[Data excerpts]
— Begin —

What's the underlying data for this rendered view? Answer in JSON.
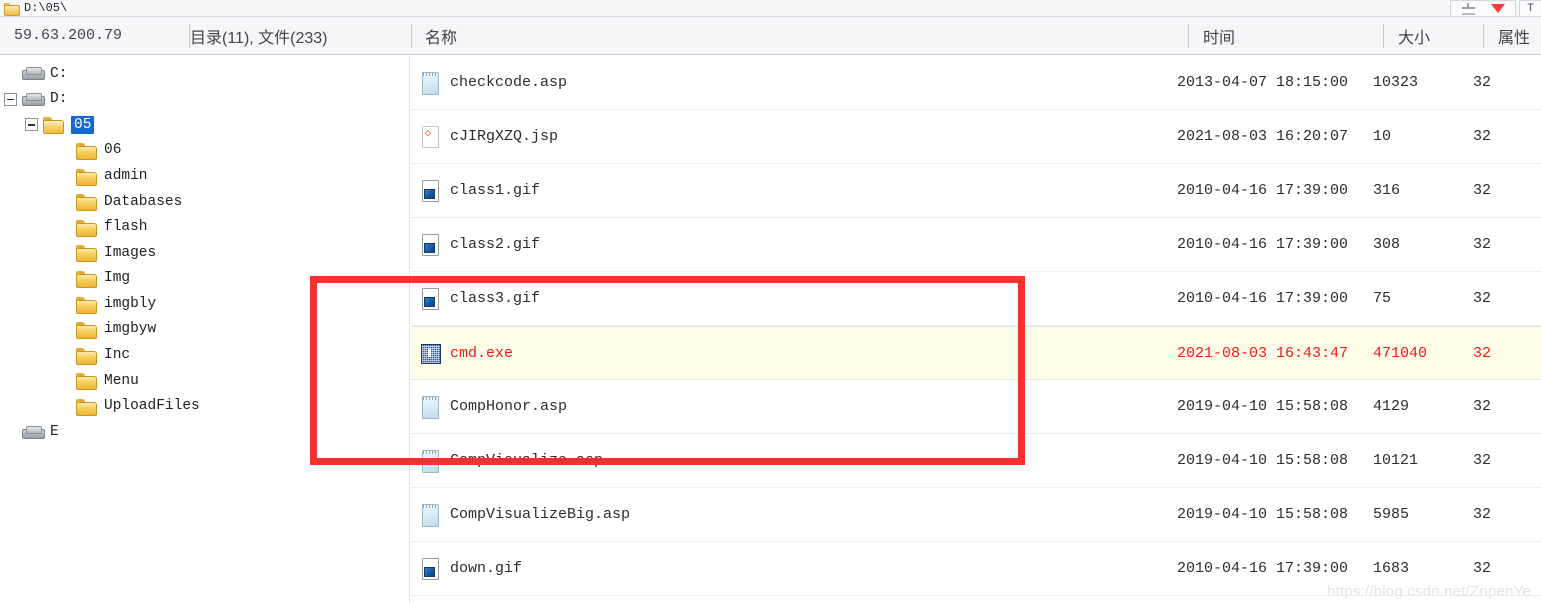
{
  "titlebar": {
    "path": "D:\\05\\",
    "folder_icon": "folder-icon",
    "controls": [
      {
        "name": "plus-minus-icon",
        "label": ""
      },
      {
        "name": "chevron-down-icon",
        "label": ""
      }
    ],
    "edge_label": "T"
  },
  "header": {
    "ip": "59.63.200.79",
    "stats": "目录(11), 文件(233)",
    "col_name": "名称",
    "col_time": "时间",
    "col_size": "大小",
    "col_attr": "属性"
  },
  "tree": {
    "nodes": [
      {
        "label": "C:",
        "icon": "drive-icon",
        "indent": 0,
        "expander": "none",
        "selected": false
      },
      {
        "label": "D:",
        "icon": "drive-icon",
        "indent": 0,
        "expander": "collapse",
        "selected": false
      },
      {
        "label": "05",
        "icon": "folder-open-icon",
        "indent": 1,
        "expander": "collapse",
        "selected": true
      },
      {
        "label": "06",
        "icon": "folder-icon",
        "indent": 2,
        "expander": "none",
        "selected": false
      },
      {
        "label": "admin",
        "icon": "folder-icon",
        "indent": 2,
        "expander": "none",
        "selected": false
      },
      {
        "label": "Databases",
        "icon": "folder-icon",
        "indent": 2,
        "expander": "none",
        "selected": false
      },
      {
        "label": "flash",
        "icon": "folder-icon",
        "indent": 2,
        "expander": "none",
        "selected": false
      },
      {
        "label": "Images",
        "icon": "folder-icon",
        "indent": 2,
        "expander": "none",
        "selected": false
      },
      {
        "label": "Img",
        "icon": "folder-icon",
        "indent": 2,
        "expander": "none",
        "selected": false
      },
      {
        "label": "imgbly",
        "icon": "folder-icon",
        "indent": 2,
        "expander": "none",
        "selected": false
      },
      {
        "label": "imgbyw",
        "icon": "folder-icon",
        "indent": 2,
        "expander": "none",
        "selected": false
      },
      {
        "label": "Inc",
        "icon": "folder-icon",
        "indent": 2,
        "expander": "none",
        "selected": false
      },
      {
        "label": "Menu",
        "icon": "folder-icon",
        "indent": 2,
        "expander": "none",
        "selected": false
      },
      {
        "label": "UploadFiles",
        "icon": "folder-icon",
        "indent": 2,
        "expander": "none",
        "selected": false
      },
      {
        "label": "E",
        "icon": "drive-icon",
        "indent": 0,
        "expander": "none",
        "selected": false
      }
    ]
  },
  "files": {
    "rows": [
      {
        "name": "checkcode.asp",
        "icon": "asp-document-icon",
        "time": "2013-04-07 18:15:00",
        "size": "10323",
        "attr": "32",
        "highlighted": false
      },
      {
        "name": "cJIRgXZQ.jsp",
        "icon": "jsp-code-icon",
        "time": "2021-08-03 16:20:07",
        "size": "10",
        "attr": "32",
        "highlighted": false
      },
      {
        "name": "class1.gif",
        "icon": "gif-image-icon",
        "time": "2010-04-16 17:39:00",
        "size": "316",
        "attr": "32",
        "highlighted": false
      },
      {
        "name": "class2.gif",
        "icon": "gif-image-icon",
        "time": "2010-04-16 17:39:00",
        "size": "308",
        "attr": "32",
        "highlighted": false
      },
      {
        "name": "class3.gif",
        "icon": "gif-image-icon",
        "time": "2010-04-16 17:39:00",
        "size": "75",
        "attr": "32",
        "highlighted": false
      },
      {
        "name": "cmd.exe",
        "icon": "exe-application-icon",
        "time": "2021-08-03 16:43:47",
        "size": "471040",
        "attr": "32",
        "highlighted": true
      },
      {
        "name": "CompHonor.asp",
        "icon": "asp-document-icon",
        "time": "2019-04-10 15:58:08",
        "size": "4129",
        "attr": "32",
        "highlighted": false
      },
      {
        "name": "CompVisualize.asp",
        "icon": "asp-document-icon",
        "time": "2019-04-10 15:58:08",
        "size": "10121",
        "attr": "32",
        "highlighted": false
      },
      {
        "name": "CompVisualizeBig.asp",
        "icon": "asp-document-icon",
        "time": "2019-04-10 15:58:08",
        "size": "5985",
        "attr": "32",
        "highlighted": false
      },
      {
        "name": "down.gif",
        "icon": "gif-image-icon",
        "time": "2010-04-16 17:39:00",
        "size": "1683",
        "attr": "32",
        "highlighted": false
      }
    ]
  },
  "annotation": {
    "color": "#f8302f"
  },
  "watermark": {
    "text": "https://blog.csdn.net/ZripenYe"
  },
  "colors": {
    "highlight_row_bg": "#fdfde8",
    "highlight_row_text": "#f41a1a",
    "selection_bg": "#1669cf",
    "annotation_red": "#f8302f"
  }
}
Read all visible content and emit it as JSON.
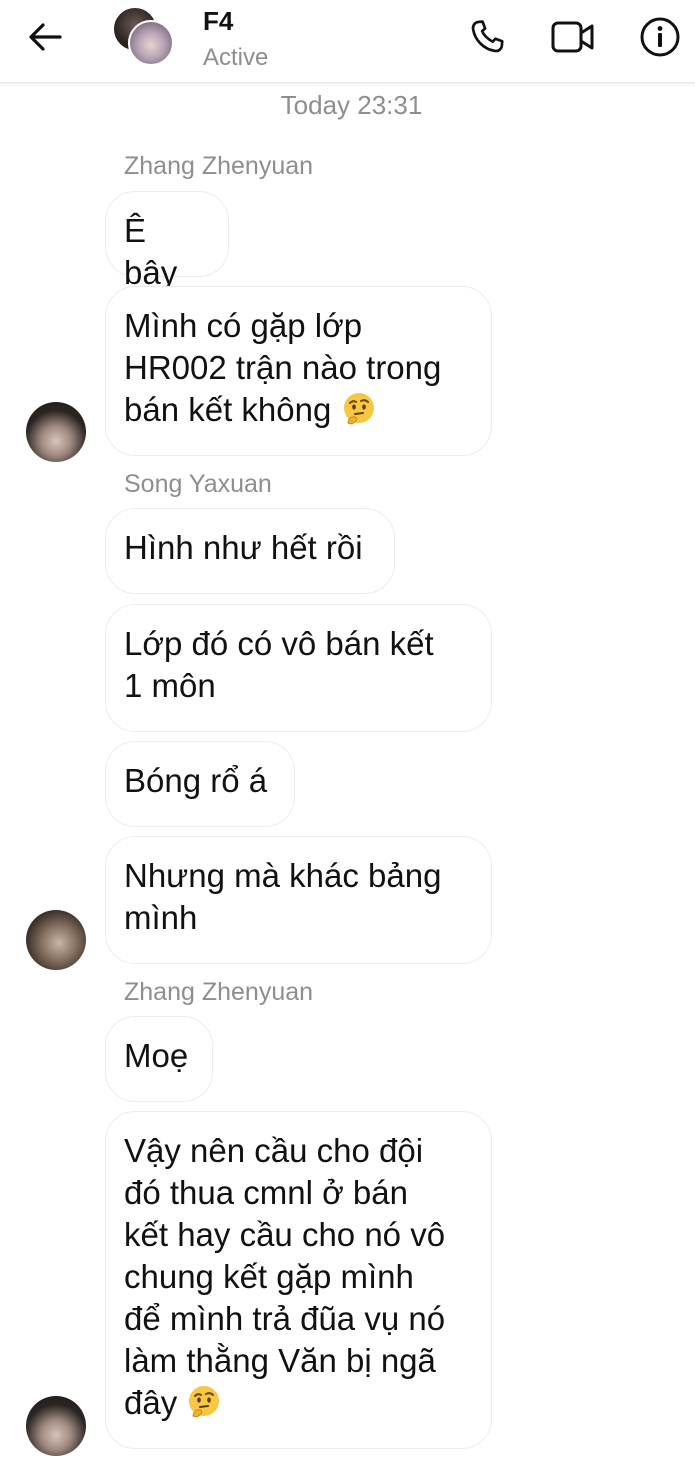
{
  "header": {
    "title": "F4",
    "status": "Active",
    "icons": [
      "back-arrow-icon",
      "phone-icon",
      "video-icon",
      "info-icon"
    ]
  },
  "timestamp": "Today 23:31",
  "messages": [
    {
      "sender": "Zhang Zhenyuan",
      "text": "Ê bây"
    },
    {
      "text": "Mình có gặp lớp",
      "line2": "HR002 trận nào trong",
      "line3": "bán kết không",
      "emoji": "thinking-face"
    },
    {
      "sender": "Song Yaxuan",
      "text": "Hình như hết rồi"
    },
    {
      "text": "Lớp đó có vô bán kết",
      "line2": "1 môn"
    },
    {
      "text": "Bóng rổ á"
    },
    {
      "text": "Nhưng mà khác bảng",
      "line2": "mình"
    },
    {
      "sender": "Zhang Zhenyuan",
      "text": "Moẹ"
    },
    {
      "text": "Vậy nên cầu cho đội",
      "line2": "đó thua cmnl ở bán",
      "line3": "kết hay cầu cho nó vô",
      "line4": "chung kết gặp mình",
      "line5": "để mình trả đũa vụ nó",
      "line6": "làm thằng Văn bị ngã",
      "line7": "đây",
      "emoji": "thinking-face"
    }
  ],
  "colors": {
    "bubble_border": "#ececec",
    "meta_text": "#8e8e8e",
    "emoji": "#f7c744"
  }
}
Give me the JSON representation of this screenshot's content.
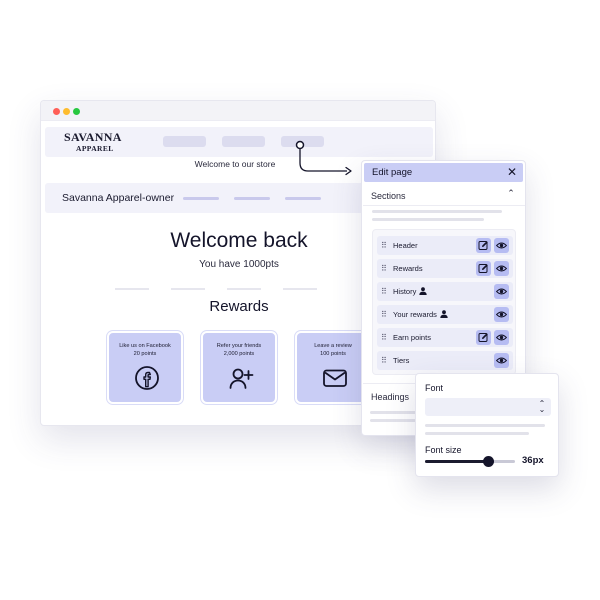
{
  "store": {
    "logo_line1": "SAVANNA",
    "logo_line2": "APPAREL",
    "welcome_strip": "Welcome to our store",
    "owner_label": "Savanna Apparel-owner",
    "welcome_title": "Welcome back",
    "points_text": "You have 1000pts",
    "rewards_title": "Rewards",
    "reward_cards": [
      {
        "title": "Like us on Facebook",
        "points": "20 points",
        "icon": "facebook-icon"
      },
      {
        "title": "Refer your friends",
        "points": "2,000 points",
        "icon": "add-user-icon"
      },
      {
        "title": "Leave a review",
        "points": "100 points",
        "icon": "mail-icon"
      }
    ]
  },
  "edit_panel": {
    "title": "Edit page",
    "close_icon": "close-icon",
    "sections_label": "Sections",
    "sections_chevron": "chevron-up-icon",
    "items": [
      {
        "label": "Header",
        "edit": true,
        "visible": true,
        "locked_icon": false
      },
      {
        "label": "Rewards",
        "edit": true,
        "visible": true,
        "locked_icon": false
      },
      {
        "label": "History",
        "edit": false,
        "visible": true,
        "locked_icon": true
      },
      {
        "label": "Your rewards",
        "edit": false,
        "visible": true,
        "locked_icon": true
      },
      {
        "label": "Earn points",
        "edit": true,
        "visible": true,
        "locked_icon": false
      },
      {
        "label": "Tiers",
        "edit": false,
        "visible": true,
        "locked_icon": false
      }
    ],
    "headings_label": "Headings"
  },
  "font_panel": {
    "font_label": "Font",
    "font_value": "",
    "font_size_label": "Font size",
    "font_size_value": "36px",
    "font_size_fraction": 0.7
  },
  "colors": {
    "accent": "#c9cdf5",
    "accent_button": "#b6bcf2",
    "text_dark": "#14142a"
  }
}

— End —

Exercise requirements :: List the lines that contain the word "store".

Task output ::
  "store": {
    "welcome_strip": "Welcome to our store",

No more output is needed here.